• [What the exercise asks]: The data must be returned in full and exactly as given.

• [Exercise inputs]:
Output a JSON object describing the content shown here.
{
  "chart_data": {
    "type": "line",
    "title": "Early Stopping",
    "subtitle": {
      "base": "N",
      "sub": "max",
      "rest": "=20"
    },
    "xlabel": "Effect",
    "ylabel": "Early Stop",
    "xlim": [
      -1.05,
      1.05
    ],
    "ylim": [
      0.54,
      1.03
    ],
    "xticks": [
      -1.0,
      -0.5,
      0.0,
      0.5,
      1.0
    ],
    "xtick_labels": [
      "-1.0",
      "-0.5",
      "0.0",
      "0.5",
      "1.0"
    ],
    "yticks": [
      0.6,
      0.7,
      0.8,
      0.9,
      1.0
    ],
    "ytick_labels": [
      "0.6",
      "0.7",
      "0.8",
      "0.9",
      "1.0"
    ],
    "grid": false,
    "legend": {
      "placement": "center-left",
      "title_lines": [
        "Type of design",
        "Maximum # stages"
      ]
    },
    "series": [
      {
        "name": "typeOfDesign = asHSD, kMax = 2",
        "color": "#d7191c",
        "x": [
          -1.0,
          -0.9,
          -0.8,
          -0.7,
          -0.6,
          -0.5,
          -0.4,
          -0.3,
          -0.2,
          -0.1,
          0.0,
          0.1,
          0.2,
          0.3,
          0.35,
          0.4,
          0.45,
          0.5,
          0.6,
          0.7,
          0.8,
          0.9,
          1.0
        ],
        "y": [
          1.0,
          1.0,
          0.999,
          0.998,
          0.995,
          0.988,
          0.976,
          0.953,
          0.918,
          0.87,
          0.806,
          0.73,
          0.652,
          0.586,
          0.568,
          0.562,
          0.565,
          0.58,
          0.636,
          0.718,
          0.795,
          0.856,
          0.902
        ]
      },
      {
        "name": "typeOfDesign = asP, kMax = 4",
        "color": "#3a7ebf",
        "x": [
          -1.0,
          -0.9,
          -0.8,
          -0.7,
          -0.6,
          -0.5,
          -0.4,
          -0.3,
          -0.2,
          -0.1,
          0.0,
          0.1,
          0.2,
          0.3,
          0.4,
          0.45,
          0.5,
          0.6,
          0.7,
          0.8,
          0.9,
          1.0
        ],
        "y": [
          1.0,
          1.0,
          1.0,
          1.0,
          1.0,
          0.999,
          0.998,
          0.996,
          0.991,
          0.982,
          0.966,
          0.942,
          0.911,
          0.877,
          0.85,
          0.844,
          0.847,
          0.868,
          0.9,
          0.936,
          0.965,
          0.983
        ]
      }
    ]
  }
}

• [Complete output]:
Output a JSON object describing the content shown here.
{
  "chart_data": {
    "type": "line",
    "title": "Early Stopping",
    "subtitle": {
      "base": "N",
      "sub": "max",
      "rest": "=20"
    },
    "xlabel": "Effect",
    "ylabel": "Early Stop",
    "xlim": [
      -1.05,
      1.05
    ],
    "ylim": [
      0.54,
      1.03
    ],
    "xticks": [
      -1.0,
      -0.5,
      0.0,
      0.5,
      1.0
    ],
    "xtick_labels": [
      "-1.0",
      "-0.5",
      "0.0",
      "0.5",
      "1.0"
    ],
    "yticks": [
      0.6,
      0.7,
      0.8,
      0.9,
      1.0
    ],
    "ytick_labels": [
      "0.6",
      "0.7",
      "0.8",
      "0.9",
      "1.0"
    ],
    "grid": false,
    "legend": {
      "placement": "center-left",
      "title_lines": [
        "Type of design",
        "Maximum # stages"
      ]
    },
    "series": [
      {
        "name": "typeOfDesign = asHSD, kMax = 2",
        "color": "#d7191c",
        "x": [
          -1.0,
          -0.9,
          -0.8,
          -0.7,
          -0.6,
          -0.5,
          -0.4,
          -0.3,
          -0.2,
          -0.1,
          0.0,
          0.1,
          0.2,
          0.3,
          0.35,
          0.4,
          0.45,
          0.5,
          0.6,
          0.7,
          0.8,
          0.9,
          1.0
        ],
        "y": [
          1.0,
          1.0,
          0.999,
          0.998,
          0.995,
          0.988,
          0.976,
          0.953,
          0.918,
          0.87,
          0.806,
          0.73,
          0.652,
          0.586,
          0.568,
          0.562,
          0.565,
          0.58,
          0.636,
          0.718,
          0.795,
          0.856,
          0.902
        ]
      },
      {
        "name": "typeOfDesign = asP, kMax = 4",
        "color": "#3a7ebf",
        "x": [
          -1.0,
          -0.9,
          -0.8,
          -0.7,
          -0.6,
          -0.5,
          -0.4,
          -0.3,
          -0.2,
          -0.1,
          0.0,
          0.1,
          0.2,
          0.3,
          0.4,
          0.45,
          0.5,
          0.6,
          0.7,
          0.8,
          0.9,
          1.0
        ],
        "y": [
          1.0,
          1.0,
          1.0,
          1.0,
          1.0,
          0.999,
          0.998,
          0.996,
          0.991,
          0.982,
          0.966,
          0.942,
          0.911,
          0.877,
          0.85,
          0.844,
          0.847,
          0.868,
          0.9,
          0.936,
          0.965,
          0.983
        ]
      }
    ]
  }
}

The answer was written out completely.